___ DATA EXCERPTS ___

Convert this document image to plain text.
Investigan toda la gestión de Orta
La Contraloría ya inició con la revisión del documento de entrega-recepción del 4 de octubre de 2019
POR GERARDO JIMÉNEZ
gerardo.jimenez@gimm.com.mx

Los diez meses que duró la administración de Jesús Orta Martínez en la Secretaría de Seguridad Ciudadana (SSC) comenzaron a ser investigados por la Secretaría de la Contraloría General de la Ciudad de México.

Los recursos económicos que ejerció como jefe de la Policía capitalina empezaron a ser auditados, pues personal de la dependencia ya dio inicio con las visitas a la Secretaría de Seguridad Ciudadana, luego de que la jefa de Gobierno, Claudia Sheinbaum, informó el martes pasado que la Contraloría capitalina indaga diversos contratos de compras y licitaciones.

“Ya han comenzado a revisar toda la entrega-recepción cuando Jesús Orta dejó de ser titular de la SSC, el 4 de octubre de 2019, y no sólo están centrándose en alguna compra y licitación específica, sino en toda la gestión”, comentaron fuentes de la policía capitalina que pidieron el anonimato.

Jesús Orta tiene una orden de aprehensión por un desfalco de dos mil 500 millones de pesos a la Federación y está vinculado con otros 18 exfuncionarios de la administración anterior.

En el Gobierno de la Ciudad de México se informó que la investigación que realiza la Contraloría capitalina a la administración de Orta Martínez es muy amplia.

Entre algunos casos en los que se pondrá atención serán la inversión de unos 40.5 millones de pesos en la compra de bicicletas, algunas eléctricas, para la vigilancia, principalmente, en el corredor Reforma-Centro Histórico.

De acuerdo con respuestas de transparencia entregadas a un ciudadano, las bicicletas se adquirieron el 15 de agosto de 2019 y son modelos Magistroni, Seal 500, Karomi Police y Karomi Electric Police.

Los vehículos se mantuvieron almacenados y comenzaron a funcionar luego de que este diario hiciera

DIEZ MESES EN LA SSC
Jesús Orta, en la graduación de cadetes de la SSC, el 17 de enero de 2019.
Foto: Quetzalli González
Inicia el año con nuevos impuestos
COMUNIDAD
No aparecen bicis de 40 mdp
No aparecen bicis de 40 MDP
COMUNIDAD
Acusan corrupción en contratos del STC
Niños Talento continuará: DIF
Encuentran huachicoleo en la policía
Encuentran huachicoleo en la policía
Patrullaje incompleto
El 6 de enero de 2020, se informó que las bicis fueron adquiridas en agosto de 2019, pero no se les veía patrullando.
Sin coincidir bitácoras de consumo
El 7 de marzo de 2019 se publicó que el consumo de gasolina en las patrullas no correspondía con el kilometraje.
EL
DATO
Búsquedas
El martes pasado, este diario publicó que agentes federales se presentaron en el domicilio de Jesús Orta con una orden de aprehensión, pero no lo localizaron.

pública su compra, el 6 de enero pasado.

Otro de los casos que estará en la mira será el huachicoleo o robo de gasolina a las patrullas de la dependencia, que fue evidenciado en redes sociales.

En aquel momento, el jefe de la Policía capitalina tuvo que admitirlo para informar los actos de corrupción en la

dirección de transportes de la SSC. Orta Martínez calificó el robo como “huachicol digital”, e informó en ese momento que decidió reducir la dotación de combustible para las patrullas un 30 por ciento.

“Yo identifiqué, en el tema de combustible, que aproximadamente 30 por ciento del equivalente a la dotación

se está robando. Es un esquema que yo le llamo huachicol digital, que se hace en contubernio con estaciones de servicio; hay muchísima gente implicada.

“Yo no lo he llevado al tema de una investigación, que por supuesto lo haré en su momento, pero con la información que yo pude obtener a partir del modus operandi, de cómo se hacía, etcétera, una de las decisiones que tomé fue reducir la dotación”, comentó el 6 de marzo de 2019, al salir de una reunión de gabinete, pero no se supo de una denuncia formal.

___
___ DATA EXCERPTS ___

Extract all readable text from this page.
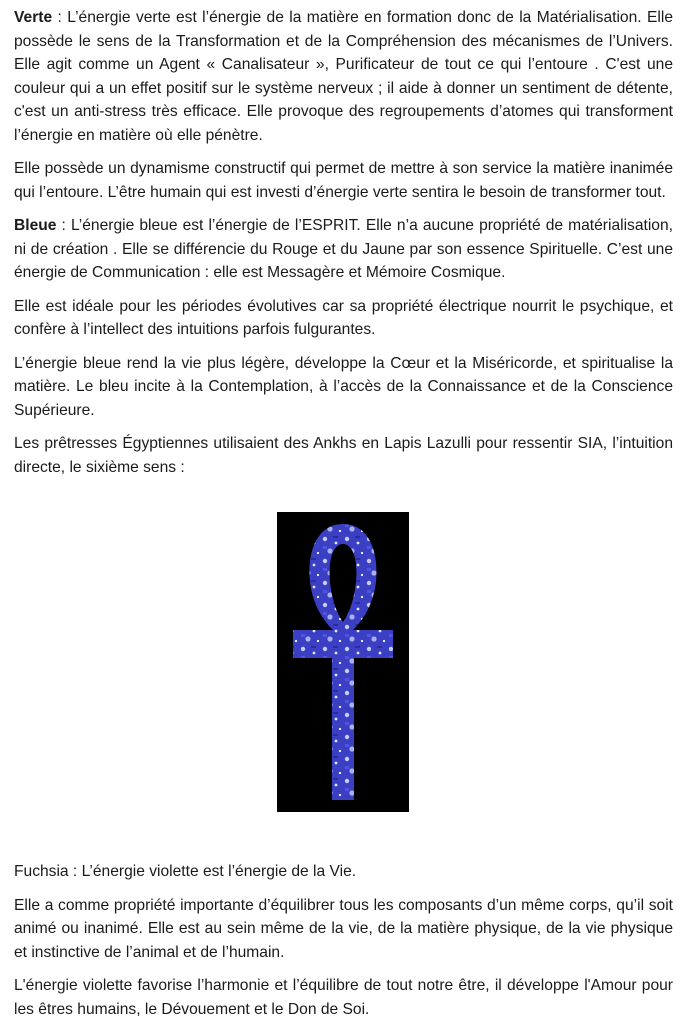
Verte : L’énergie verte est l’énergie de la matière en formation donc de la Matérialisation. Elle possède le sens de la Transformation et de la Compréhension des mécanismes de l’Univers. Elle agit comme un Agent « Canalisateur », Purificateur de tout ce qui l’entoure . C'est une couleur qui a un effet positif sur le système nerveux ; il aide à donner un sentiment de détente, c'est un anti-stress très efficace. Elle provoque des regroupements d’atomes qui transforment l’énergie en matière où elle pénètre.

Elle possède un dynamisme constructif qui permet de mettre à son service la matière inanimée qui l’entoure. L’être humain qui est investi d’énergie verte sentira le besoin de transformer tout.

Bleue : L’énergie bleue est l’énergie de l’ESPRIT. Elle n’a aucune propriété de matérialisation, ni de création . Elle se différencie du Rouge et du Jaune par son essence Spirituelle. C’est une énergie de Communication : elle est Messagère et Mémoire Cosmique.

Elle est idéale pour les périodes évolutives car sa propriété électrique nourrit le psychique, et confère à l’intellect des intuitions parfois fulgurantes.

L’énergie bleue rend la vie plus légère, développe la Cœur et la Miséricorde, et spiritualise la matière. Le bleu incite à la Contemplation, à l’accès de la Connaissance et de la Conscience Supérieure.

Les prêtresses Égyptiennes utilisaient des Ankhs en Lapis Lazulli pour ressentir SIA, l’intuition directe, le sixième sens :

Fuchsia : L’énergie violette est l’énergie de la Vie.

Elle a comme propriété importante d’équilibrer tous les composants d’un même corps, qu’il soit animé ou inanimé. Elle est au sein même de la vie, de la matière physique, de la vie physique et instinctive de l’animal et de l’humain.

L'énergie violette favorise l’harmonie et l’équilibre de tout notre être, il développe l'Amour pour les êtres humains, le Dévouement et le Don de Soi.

___

Show the lines of the records that include the string "toda".

Investigan toda la gestión de Orta
“Ya han comenzado a revisar toda la entrega-recepción cuando Jesús Orta dejó de ser titular de la SSC, el 4 de octubre de 2019, y no sólo están centrándose en alguna compra y licitación específica, sino en toda la gestión”, comentaron fuentes de la policía capitalina que pidieron el anonimato.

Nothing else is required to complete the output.